To do:
Skip the pictures. Transcribe the rest of the data below without changing a word.

Provided records:
— START —
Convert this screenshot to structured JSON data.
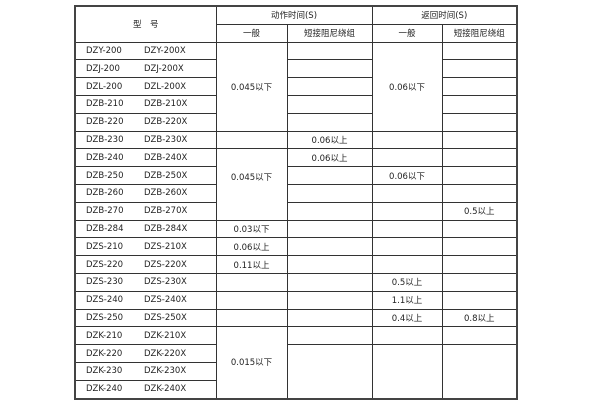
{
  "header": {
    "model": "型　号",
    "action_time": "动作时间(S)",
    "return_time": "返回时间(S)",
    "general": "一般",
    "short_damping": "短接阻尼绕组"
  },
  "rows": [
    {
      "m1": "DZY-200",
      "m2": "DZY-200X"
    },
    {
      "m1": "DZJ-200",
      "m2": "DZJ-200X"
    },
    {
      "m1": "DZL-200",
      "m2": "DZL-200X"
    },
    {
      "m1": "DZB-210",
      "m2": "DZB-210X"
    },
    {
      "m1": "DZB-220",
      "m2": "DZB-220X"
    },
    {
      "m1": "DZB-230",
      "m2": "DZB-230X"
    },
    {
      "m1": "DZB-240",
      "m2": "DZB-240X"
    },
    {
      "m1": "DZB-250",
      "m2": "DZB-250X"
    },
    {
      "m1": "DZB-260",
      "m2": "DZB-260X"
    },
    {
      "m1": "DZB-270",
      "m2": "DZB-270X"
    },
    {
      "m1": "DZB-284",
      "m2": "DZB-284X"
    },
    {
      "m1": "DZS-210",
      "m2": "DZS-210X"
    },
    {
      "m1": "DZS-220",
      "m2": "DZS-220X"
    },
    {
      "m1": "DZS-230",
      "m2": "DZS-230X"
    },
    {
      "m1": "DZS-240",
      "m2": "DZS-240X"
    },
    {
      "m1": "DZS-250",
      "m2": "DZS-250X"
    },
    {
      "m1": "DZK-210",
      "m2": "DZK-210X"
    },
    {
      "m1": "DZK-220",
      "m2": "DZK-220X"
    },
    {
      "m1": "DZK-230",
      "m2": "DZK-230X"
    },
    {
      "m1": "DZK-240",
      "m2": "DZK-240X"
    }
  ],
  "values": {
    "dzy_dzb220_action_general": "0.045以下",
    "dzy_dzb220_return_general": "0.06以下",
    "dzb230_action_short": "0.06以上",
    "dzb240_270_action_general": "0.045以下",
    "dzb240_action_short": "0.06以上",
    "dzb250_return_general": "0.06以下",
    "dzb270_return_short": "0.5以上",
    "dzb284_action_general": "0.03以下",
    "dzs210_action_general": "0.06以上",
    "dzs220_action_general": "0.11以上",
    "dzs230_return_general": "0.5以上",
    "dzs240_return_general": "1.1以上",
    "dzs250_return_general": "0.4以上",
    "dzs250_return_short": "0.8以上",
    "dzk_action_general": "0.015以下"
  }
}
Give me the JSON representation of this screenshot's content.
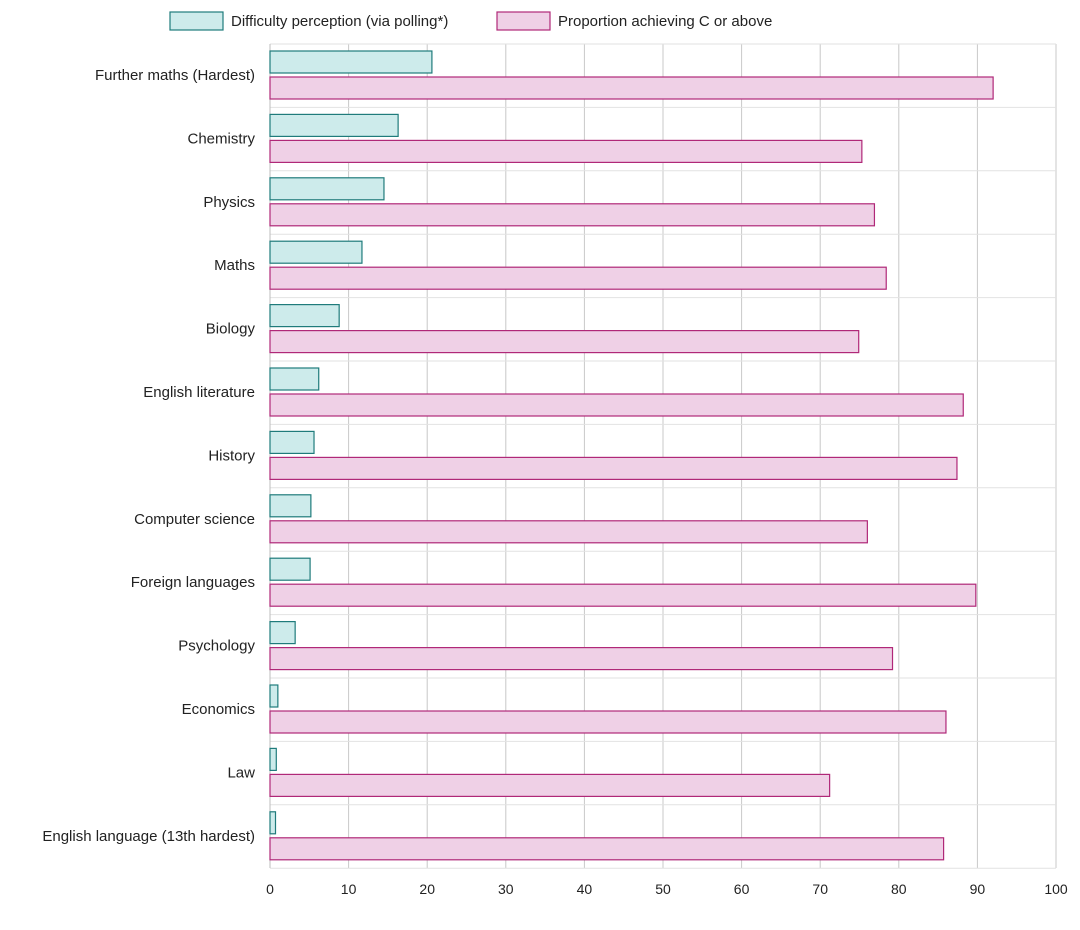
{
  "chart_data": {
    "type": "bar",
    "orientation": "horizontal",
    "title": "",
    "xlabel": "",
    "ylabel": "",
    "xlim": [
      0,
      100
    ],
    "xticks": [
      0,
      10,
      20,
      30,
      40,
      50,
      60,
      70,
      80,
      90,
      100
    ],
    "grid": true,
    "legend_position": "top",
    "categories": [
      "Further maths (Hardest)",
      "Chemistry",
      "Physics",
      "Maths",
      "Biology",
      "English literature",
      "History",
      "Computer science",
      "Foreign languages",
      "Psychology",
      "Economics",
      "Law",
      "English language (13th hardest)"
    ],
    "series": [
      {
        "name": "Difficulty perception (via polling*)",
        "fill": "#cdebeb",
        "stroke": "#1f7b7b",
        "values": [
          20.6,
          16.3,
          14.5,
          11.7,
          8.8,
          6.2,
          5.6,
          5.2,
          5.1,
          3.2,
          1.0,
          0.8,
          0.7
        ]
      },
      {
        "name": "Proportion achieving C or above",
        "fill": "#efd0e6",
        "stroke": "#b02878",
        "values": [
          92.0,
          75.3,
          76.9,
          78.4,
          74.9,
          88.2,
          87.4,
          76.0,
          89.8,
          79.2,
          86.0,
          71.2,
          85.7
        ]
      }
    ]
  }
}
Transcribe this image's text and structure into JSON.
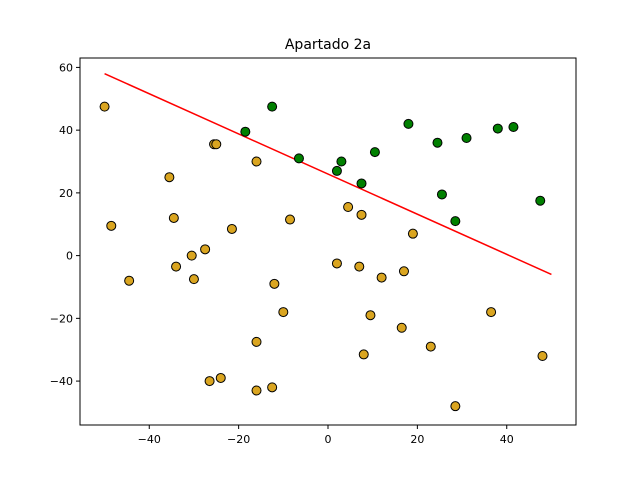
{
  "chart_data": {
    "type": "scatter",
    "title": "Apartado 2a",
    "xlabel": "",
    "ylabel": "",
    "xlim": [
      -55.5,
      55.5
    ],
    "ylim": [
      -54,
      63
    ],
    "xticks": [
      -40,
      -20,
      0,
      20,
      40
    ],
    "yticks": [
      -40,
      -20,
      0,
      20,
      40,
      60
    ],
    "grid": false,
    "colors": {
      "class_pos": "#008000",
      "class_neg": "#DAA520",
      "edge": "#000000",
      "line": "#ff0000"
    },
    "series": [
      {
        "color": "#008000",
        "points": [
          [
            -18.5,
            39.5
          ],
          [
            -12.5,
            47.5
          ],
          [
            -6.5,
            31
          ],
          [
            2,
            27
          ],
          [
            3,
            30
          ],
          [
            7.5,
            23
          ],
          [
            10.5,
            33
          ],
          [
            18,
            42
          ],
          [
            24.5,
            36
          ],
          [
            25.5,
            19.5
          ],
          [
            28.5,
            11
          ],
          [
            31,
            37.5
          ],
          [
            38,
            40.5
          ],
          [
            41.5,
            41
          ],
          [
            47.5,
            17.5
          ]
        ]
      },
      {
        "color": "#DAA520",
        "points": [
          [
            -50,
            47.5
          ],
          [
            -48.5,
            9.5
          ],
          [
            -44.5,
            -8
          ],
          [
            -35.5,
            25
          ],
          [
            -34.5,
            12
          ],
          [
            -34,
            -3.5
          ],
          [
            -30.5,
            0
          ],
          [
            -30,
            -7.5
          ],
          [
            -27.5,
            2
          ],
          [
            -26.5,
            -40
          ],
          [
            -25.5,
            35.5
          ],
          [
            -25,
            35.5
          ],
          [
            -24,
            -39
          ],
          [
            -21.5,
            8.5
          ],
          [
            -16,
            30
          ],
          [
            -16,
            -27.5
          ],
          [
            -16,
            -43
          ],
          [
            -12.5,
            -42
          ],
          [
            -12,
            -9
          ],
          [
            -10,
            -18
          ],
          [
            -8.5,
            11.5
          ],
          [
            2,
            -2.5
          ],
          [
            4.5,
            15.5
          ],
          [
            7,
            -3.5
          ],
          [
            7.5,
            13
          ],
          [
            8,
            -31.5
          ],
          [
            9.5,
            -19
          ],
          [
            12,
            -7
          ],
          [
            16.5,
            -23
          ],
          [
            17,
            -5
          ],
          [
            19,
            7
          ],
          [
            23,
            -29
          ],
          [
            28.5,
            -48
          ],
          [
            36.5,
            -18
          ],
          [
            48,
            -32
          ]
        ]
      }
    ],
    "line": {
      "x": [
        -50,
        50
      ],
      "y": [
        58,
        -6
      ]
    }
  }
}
— END —
Finished exercise:
Convert this screenshot to structured JSON data.
{
  "header": {
    "model": "型　号",
    "action_time": "动作时间(S)",
    "return_time": "返回时间(S)",
    "general": "一般",
    "short_damping": "短接阻尼绕组"
  },
  "rows": [
    {
      "m1": "DZY-200",
      "m2": "DZY-200X"
    },
    {
      "m1": "DZJ-200",
      "m2": "DZJ-200X"
    },
    {
      "m1": "DZL-200",
      "m2": "DZL-200X"
    },
    {
      "m1": "DZB-210",
      "m2": "DZB-210X"
    },
    {
      "m1": "DZB-220",
      "m2": "DZB-220X"
    },
    {
      "m1": "DZB-230",
      "m2": "DZB-230X"
    },
    {
      "m1": "DZB-240",
      "m2": "DZB-240X"
    },
    {
      "m1": "DZB-250",
      "m2": "DZB-250X"
    },
    {
      "m1": "DZB-260",
      "m2": "DZB-260X"
    },
    {
      "m1": "DZB-270",
      "m2": "DZB-270X"
    },
    {
      "m1": "DZB-284",
      "m2": "DZB-284X"
    },
    {
      "m1": "DZS-210",
      "m2": "DZS-210X"
    },
    {
      "m1": "DZS-220",
      "m2": "DZS-220X"
    },
    {
      "m1": "DZS-230",
      "m2": "DZS-230X"
    },
    {
      "m1": "DZS-240",
      "m2": "DZS-240X"
    },
    {
      "m1": "DZS-250",
      "m2": "DZS-250X"
    },
    {
      "m1": "DZK-210",
      "m2": "DZK-210X"
    },
    {
      "m1": "DZK-220",
      "m2": "DZK-220X"
    },
    {
      "m1": "DZK-230",
      "m2": "DZK-230X"
    },
    {
      "m1": "DZK-240",
      "m2": "DZK-240X"
    }
  ],
  "values": {
    "dzy_dzb220_action_general": "0.045以下",
    "dzy_dzb220_return_general": "0.06以下",
    "dzb230_action_short": "0.06以上",
    "dzb240_270_action_general": "0.045以下",
    "dzb240_action_short": "0.06以上",
    "dzb250_return_general": "0.06以下",
    "dzb270_return_short": "0.5以上",
    "dzb284_action_general": "0.03以下",
    "dzs210_action_general": "0.06以上",
    "dzs220_action_general": "0.11以上",
    "dzs230_return_general": "0.5以上",
    "dzs240_return_general": "1.1以上",
    "dzs250_return_general": "0.4以上",
    "dzs250_return_short": "0.8以上",
    "dzk_action_general": "0.015以下"
  }
}
Give me the JSON representation of this screenshot's content.
{
  "chart_data": {
    "type": "bar",
    "orientation": "horizontal",
    "title": "",
    "xlabel": "",
    "ylabel": "",
    "xlim": [
      0,
      100
    ],
    "xticks": [
      0,
      10,
      20,
      30,
      40,
      50,
      60,
      70,
      80,
      90,
      100
    ],
    "grid": true,
    "legend_position": "top",
    "categories": [
      "Further maths (Hardest)",
      "Chemistry",
      "Physics",
      "Maths",
      "Biology",
      "English literature",
      "History",
      "Computer science",
      "Foreign languages",
      "Psychology",
      "Economics",
      "Law",
      "English language (13th hardest)"
    ],
    "series": [
      {
        "name": "Difficulty perception (via polling*)",
        "fill": "#cdebeb",
        "stroke": "#1f7b7b",
        "values": [
          20.6,
          16.3,
          14.5,
          11.7,
          8.8,
          6.2,
          5.6,
          5.2,
          5.1,
          3.2,
          1.0,
          0.8,
          0.7
        ]
      },
      {
        "name": "Proportion achieving C or above",
        "fill": "#efd0e6",
        "stroke": "#b02878",
        "values": [
          92.0,
          75.3,
          76.9,
          78.4,
          74.9,
          88.2,
          87.4,
          76.0,
          89.8,
          79.2,
          86.0,
          71.2,
          85.7
        ]
      }
    ]
  }
}
Transcribe this image's text and structure into JSON.
{
  "chart_data": {
    "type": "scatter",
    "title": "Apartado 2a",
    "xlabel": "",
    "ylabel": "",
    "xlim": [
      -55.5,
      55.5
    ],
    "ylim": [
      -54,
      63
    ],
    "xticks": [
      -40,
      -20,
      0,
      20,
      40
    ],
    "yticks": [
      -40,
      -20,
      0,
      20,
      40,
      60
    ],
    "grid": false,
    "colors": {
      "class_pos": "#008000",
      "class_neg": "#DAA520",
      "edge": "#000000",
      "line": "#ff0000"
    },
    "series": [
      {
        "color": "#008000",
        "points": [
          [
            -18.5,
            39.5
          ],
          [
            -12.5,
            47.5
          ],
          [
            -6.5,
            31
          ],
          [
            2,
            27
          ],
          [
            3,
            30
          ],
          [
            7.5,
            23
          ],
          [
            10.5,
            33
          ],
          [
            18,
            42
          ],
          [
            24.5,
            36
          ],
          [
            25.5,
            19.5
          ],
          [
            28.5,
            11
          ],
          [
            31,
            37.5
          ],
          [
            38,
            40.5
          ],
          [
            41.5,
            41
          ],
          [
            47.5,
            17.5
          ]
        ]
      },
      {
        "color": "#DAA520",
        "points": [
          [
            -50,
            47.5
          ],
          [
            -48.5,
            9.5
          ],
          [
            -44.5,
            -8
          ],
          [
            -35.5,
            25
          ],
          [
            -34.5,
            12
          ],
          [
            -34,
            -3.5
          ],
          [
            -30.5,
            0
          ],
          [
            -30,
            -7.5
          ],
          [
            -27.5,
            2
          ],
          [
            -26.5,
            -40
          ],
          [
            -25.5,
            35.5
          ],
          [
            -25,
            35.5
          ],
          [
            -24,
            -39
          ],
          [
            -21.5,
            8.5
          ],
          [
            -16,
            30
          ],
          [
            -16,
            -27.5
          ],
          [
            -16,
            -43
          ],
          [
            -12.5,
            -42
          ],
          [
            -12,
            -9
          ],
          [
            -10,
            -18
          ],
          [
            -8.5,
            11.5
          ],
          [
            2,
            -2.5
          ],
          [
            4.5,
            15.5
          ],
          [
            7,
            -3.5
          ],
          [
            7.5,
            13
          ],
          [
            8,
            -31.5
          ],
          [
            9.5,
            -19
          ],
          [
            12,
            -7
          ],
          [
            16.5,
            -23
          ],
          [
            17,
            -5
          ],
          [
            19,
            7
          ],
          [
            23,
            -29
          ],
          [
            28.5,
            -48
          ],
          [
            36.5,
            -18
          ],
          [
            48,
            -32
          ]
        ]
      }
    ],
    "line": {
      "x": [
        -50,
        50
      ],
      "y": [
        58,
        -6
      ]
    }
  }
}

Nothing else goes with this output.